_Task description_
Only the number is wanted: how many lines of these entries contain the word "stdClass"?

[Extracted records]
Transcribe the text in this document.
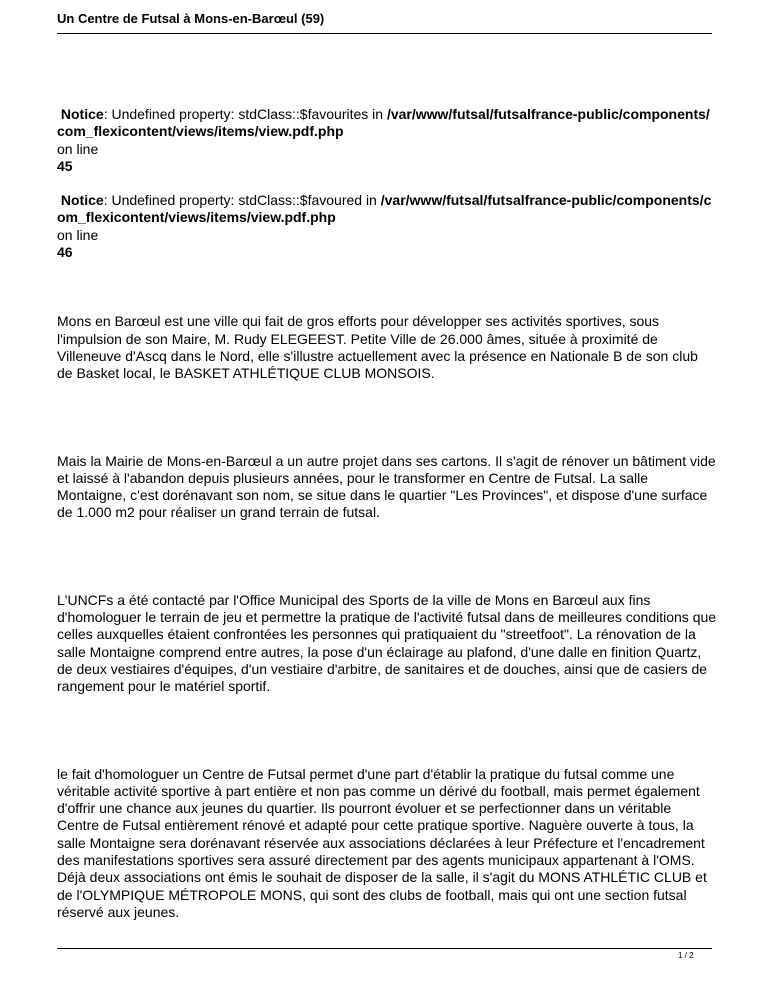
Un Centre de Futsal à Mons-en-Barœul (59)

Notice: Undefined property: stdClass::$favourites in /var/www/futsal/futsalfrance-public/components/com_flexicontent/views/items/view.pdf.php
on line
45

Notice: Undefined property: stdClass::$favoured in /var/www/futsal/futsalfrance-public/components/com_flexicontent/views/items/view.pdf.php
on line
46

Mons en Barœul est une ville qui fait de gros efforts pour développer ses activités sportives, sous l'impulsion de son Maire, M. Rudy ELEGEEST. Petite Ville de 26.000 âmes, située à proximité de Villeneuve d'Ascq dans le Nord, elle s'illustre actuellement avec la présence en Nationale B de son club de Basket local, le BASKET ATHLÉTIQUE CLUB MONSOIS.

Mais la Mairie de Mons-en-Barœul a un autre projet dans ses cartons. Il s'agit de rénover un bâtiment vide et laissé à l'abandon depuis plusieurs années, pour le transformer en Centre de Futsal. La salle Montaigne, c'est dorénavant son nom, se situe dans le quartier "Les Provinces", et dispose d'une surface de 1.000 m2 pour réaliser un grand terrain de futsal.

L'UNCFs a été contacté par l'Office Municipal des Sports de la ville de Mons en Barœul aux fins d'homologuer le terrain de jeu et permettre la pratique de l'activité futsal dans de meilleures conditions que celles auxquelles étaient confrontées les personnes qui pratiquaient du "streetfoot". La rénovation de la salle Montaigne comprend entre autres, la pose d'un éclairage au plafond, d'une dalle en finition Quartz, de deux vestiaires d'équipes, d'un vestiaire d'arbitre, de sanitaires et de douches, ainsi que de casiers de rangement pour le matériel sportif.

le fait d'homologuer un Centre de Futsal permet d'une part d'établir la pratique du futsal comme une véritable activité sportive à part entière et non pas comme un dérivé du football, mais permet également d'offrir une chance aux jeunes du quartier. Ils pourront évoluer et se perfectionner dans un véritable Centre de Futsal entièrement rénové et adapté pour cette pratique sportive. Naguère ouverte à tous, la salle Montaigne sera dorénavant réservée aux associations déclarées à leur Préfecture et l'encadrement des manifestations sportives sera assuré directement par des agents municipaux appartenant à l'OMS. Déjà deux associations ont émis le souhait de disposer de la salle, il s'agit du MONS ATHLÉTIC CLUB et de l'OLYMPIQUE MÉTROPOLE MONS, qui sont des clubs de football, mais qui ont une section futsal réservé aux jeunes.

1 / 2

_Complete output_
2